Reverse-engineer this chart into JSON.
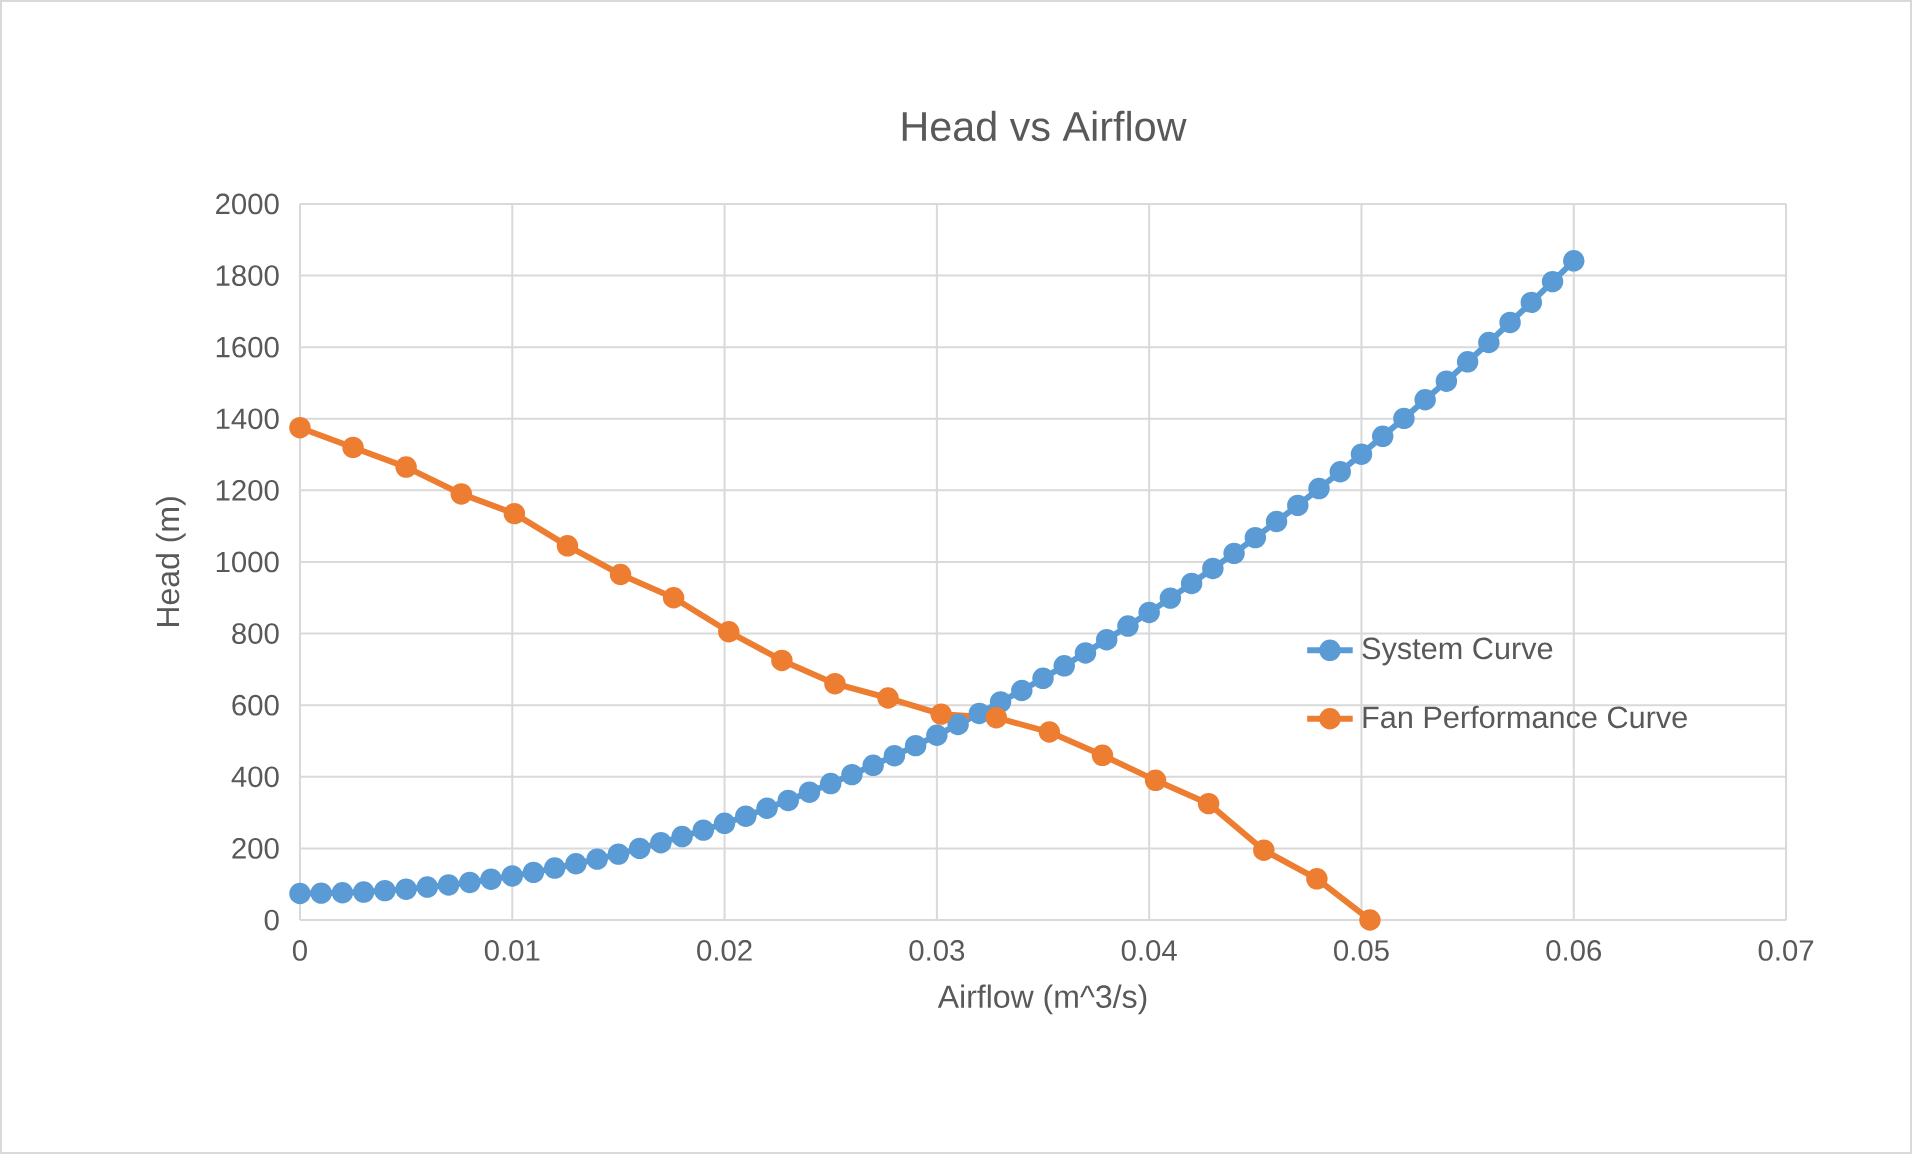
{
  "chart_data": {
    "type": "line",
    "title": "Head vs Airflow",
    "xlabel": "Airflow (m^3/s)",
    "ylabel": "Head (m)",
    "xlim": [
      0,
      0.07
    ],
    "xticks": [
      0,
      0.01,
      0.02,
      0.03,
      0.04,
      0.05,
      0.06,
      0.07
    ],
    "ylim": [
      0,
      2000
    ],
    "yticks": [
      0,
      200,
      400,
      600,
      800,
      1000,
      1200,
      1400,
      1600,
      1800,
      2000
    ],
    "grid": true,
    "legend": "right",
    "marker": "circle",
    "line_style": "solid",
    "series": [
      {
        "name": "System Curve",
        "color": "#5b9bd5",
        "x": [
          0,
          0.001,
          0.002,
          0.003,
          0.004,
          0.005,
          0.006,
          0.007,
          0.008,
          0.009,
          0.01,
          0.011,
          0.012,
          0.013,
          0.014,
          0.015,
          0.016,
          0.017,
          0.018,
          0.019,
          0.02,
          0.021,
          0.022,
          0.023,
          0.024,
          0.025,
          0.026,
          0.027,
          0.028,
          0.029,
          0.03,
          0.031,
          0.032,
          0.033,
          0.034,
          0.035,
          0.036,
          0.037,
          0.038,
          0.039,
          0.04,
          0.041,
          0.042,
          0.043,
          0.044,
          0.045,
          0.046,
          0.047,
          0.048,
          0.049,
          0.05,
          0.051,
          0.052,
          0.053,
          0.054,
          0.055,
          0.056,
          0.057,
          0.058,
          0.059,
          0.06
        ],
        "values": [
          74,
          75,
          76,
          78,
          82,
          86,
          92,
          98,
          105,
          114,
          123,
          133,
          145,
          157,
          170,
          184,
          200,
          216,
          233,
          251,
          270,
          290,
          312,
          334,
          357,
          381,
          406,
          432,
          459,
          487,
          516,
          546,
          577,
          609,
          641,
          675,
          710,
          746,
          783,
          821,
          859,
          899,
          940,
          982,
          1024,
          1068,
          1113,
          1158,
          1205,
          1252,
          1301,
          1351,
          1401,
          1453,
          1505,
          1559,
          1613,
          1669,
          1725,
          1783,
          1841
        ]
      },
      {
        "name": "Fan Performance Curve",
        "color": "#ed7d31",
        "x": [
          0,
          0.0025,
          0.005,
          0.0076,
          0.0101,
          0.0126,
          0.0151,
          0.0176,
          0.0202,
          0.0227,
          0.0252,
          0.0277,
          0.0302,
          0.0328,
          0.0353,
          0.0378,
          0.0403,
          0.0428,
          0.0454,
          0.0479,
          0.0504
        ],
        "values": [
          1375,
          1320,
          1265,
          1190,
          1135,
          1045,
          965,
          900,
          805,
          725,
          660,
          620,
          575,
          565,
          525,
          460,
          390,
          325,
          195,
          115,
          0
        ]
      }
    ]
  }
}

***

▸ **TASK DESCRIPTION**: Write the entries above out again exactly, but not the pictures.

▸ **SOLUTION TO THE EXERCISE**:
Reverse-engineer this chart into JSON.
{
  "chart_data": {
    "type": "line",
    "title": "Head vs Airflow",
    "xlabel": "Airflow (m^3/s)",
    "ylabel": "Head (m)",
    "xlim": [
      0,
      0.07
    ],
    "xticks": [
      0,
      0.01,
      0.02,
      0.03,
      0.04,
      0.05,
      0.06,
      0.07
    ],
    "ylim": [
      0,
      2000
    ],
    "yticks": [
      0,
      200,
      400,
      600,
      800,
      1000,
      1200,
      1400,
      1600,
      1800,
      2000
    ],
    "grid": true,
    "legend": "right",
    "marker": "circle",
    "line_style": "solid",
    "series": [
      {
        "name": "System Curve",
        "color": "#5b9bd5",
        "x": [
          0,
          0.001,
          0.002,
          0.003,
          0.004,
          0.005,
          0.006,
          0.007,
          0.008,
          0.009,
          0.01,
          0.011,
          0.012,
          0.013,
          0.014,
          0.015,
          0.016,
          0.017,
          0.018,
          0.019,
          0.02,
          0.021,
          0.022,
          0.023,
          0.024,
          0.025,
          0.026,
          0.027,
          0.028,
          0.029,
          0.03,
          0.031,
          0.032,
          0.033,
          0.034,
          0.035,
          0.036,
          0.037,
          0.038,
          0.039,
          0.04,
          0.041,
          0.042,
          0.043,
          0.044,
          0.045,
          0.046,
          0.047,
          0.048,
          0.049,
          0.05,
          0.051,
          0.052,
          0.053,
          0.054,
          0.055,
          0.056,
          0.057,
          0.058,
          0.059,
          0.06
        ],
        "values": [
          74,
          75,
          76,
          78,
          82,
          86,
          92,
          98,
          105,
          114,
          123,
          133,
          145,
          157,
          170,
          184,
          200,
          216,
          233,
          251,
          270,
          290,
          312,
          334,
          357,
          381,
          406,
          432,
          459,
          487,
          516,
          546,
          577,
          609,
          641,
          675,
          710,
          746,
          783,
          821,
          859,
          899,
          940,
          982,
          1024,
          1068,
          1113,
          1158,
          1205,
          1252,
          1301,
          1351,
          1401,
          1453,
          1505,
          1559,
          1613,
          1669,
          1725,
          1783,
          1841
        ]
      },
      {
        "name": "Fan Performance Curve",
        "color": "#ed7d31",
        "x": [
          0,
          0.0025,
          0.005,
          0.0076,
          0.0101,
          0.0126,
          0.0151,
          0.0176,
          0.0202,
          0.0227,
          0.0252,
          0.0277,
          0.0302,
          0.0328,
          0.0353,
          0.0378,
          0.0403,
          0.0428,
          0.0454,
          0.0479,
          0.0504
        ],
        "values": [
          1375,
          1320,
          1265,
          1190,
          1135,
          1045,
          965,
          900,
          805,
          725,
          660,
          620,
          575,
          565,
          525,
          460,
          390,
          325,
          195,
          115,
          0
        ]
      }
    ]
  }
}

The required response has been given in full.